*DESCRIPTION OF THE TASK*: Copy out the lines again, unchanged, everything from the line containing "- y-tick-label: 35: [33, 52, 43, 62]" down to the line containing "- bar-aware-0: [52, 171, 64, 184]", including both. Give only those lines.
◆ ◆ ◆ ◆ ◆ ◆ ◆
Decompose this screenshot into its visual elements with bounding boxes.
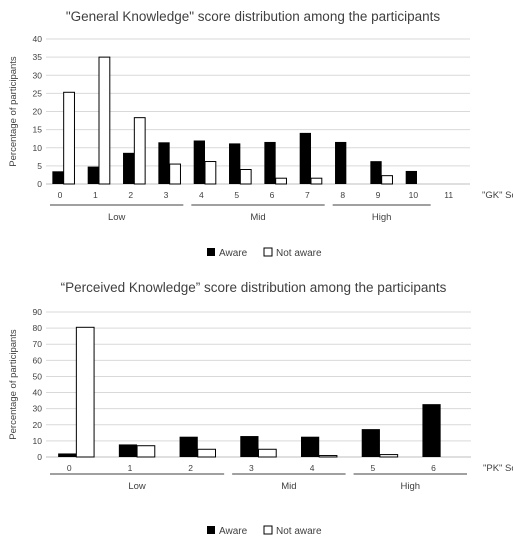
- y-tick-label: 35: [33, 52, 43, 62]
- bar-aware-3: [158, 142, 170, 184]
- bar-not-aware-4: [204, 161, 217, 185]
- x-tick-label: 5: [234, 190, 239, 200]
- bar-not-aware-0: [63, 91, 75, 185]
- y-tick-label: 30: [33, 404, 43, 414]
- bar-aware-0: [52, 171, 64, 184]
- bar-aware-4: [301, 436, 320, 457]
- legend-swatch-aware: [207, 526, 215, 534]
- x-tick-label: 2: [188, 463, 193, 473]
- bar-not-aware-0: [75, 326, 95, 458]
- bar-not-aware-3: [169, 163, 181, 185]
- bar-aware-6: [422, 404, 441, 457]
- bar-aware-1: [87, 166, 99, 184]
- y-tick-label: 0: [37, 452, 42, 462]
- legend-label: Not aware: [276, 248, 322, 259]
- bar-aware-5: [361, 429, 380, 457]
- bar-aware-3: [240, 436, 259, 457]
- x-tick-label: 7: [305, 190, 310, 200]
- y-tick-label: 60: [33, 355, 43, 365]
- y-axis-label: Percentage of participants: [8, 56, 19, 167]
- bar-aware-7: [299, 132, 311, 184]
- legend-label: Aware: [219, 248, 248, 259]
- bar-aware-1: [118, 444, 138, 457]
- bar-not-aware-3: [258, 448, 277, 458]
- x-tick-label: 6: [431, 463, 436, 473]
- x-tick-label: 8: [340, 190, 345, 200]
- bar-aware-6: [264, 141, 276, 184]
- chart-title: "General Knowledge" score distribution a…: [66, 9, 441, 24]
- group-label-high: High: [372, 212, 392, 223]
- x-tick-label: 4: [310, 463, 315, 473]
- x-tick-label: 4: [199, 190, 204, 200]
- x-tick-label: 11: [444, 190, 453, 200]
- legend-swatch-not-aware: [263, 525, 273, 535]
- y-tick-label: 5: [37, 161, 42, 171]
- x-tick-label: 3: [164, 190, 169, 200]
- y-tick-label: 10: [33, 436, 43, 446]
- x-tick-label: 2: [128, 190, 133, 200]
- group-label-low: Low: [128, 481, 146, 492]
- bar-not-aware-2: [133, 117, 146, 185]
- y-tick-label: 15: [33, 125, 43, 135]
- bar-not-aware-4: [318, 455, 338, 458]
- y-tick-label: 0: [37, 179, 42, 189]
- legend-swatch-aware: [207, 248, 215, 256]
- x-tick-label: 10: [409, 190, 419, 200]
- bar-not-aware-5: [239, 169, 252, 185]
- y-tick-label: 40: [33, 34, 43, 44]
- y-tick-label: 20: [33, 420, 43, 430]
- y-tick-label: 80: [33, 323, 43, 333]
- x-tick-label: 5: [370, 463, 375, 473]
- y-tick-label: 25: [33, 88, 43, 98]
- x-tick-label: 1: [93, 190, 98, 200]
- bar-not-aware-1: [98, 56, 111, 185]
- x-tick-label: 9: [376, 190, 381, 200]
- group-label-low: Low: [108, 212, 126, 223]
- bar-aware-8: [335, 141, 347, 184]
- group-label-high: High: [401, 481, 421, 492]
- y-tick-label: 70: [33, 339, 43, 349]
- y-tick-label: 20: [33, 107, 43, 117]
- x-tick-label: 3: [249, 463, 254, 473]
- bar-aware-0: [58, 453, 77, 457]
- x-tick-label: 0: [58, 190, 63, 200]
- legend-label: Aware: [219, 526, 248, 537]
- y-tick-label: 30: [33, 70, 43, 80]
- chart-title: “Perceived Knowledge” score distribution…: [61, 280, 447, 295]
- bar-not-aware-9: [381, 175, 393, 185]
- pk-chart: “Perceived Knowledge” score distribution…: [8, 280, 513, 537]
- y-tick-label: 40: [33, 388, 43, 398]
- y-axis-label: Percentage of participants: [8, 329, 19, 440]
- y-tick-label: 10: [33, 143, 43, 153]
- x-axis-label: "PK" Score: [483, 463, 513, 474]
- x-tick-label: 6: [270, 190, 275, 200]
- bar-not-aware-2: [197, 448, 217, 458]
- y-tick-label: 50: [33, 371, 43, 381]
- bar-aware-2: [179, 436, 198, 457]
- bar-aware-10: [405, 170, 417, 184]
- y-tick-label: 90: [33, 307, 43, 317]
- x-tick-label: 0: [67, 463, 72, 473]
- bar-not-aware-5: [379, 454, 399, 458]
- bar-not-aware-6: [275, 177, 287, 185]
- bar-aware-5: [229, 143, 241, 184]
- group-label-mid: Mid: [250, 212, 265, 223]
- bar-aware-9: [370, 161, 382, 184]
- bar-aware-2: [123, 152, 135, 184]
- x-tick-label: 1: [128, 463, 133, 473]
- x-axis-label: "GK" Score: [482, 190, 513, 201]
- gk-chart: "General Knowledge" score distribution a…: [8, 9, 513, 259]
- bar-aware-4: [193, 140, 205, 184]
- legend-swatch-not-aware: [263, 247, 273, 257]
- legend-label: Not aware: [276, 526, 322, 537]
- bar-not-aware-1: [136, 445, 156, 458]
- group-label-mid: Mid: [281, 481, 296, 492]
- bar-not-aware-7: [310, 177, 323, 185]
◆ ◆ ◆ ◆ ◆ ◆ ◆
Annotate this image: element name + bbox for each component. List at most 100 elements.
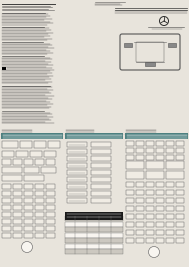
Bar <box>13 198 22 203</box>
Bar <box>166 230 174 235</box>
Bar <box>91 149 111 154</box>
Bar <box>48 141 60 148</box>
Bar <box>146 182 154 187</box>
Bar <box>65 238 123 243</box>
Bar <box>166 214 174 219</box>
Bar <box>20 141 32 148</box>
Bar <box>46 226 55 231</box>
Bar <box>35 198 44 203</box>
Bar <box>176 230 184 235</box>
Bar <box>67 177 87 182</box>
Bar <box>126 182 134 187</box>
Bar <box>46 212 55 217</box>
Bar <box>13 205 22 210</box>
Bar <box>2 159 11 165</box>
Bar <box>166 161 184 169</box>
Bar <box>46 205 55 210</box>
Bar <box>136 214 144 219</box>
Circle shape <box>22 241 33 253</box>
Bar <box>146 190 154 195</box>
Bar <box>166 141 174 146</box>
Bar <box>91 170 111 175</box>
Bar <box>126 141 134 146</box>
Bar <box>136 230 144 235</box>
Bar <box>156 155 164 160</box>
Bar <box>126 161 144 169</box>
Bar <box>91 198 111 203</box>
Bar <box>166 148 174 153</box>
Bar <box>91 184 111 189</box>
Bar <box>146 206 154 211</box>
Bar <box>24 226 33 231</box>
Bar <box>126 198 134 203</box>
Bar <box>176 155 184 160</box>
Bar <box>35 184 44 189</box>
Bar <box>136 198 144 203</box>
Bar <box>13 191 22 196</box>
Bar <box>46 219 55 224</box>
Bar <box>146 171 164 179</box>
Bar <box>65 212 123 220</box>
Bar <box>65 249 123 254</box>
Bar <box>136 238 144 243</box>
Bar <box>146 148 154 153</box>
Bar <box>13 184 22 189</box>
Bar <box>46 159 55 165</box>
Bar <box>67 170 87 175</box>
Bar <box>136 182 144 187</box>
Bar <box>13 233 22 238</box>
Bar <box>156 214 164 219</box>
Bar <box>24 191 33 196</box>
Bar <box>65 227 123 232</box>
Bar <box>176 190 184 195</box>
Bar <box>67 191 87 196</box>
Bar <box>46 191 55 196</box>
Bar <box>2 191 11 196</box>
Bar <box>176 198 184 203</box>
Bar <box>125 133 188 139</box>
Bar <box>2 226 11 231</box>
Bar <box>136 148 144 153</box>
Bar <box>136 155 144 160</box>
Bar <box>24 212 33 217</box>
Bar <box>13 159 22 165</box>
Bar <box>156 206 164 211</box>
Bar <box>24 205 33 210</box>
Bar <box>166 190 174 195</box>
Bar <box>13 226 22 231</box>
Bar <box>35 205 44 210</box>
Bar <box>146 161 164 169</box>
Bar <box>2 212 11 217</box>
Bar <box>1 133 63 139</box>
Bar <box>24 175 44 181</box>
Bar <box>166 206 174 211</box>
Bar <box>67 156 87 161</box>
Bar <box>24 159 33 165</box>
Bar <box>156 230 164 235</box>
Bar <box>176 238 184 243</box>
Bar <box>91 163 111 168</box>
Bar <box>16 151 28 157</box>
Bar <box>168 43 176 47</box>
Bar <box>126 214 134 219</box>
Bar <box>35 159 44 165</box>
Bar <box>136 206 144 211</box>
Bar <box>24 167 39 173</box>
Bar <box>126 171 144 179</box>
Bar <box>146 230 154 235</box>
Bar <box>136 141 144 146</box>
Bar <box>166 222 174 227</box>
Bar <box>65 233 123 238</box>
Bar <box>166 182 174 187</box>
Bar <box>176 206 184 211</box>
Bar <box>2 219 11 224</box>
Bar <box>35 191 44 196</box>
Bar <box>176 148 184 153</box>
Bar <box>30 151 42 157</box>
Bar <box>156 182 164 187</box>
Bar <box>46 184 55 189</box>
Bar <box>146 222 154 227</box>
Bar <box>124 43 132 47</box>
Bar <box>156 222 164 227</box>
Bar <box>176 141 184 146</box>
◆ ◆ ◆ ◆ ◆ ◆ ◆
*COMPLETE OUTPUT*:
- y-tick-label: 35: [33, 52, 43, 62]
- bar-aware-3: [158, 142, 170, 184]
- bar-not-aware-4: [204, 161, 217, 185]
- x-tick-label: 5: [234, 190, 239, 200]
- bar-not-aware-0: [63, 91, 75, 185]
- y-tick-label: 30: [33, 404, 43, 414]
- bar-aware-0: [52, 171, 64, 184]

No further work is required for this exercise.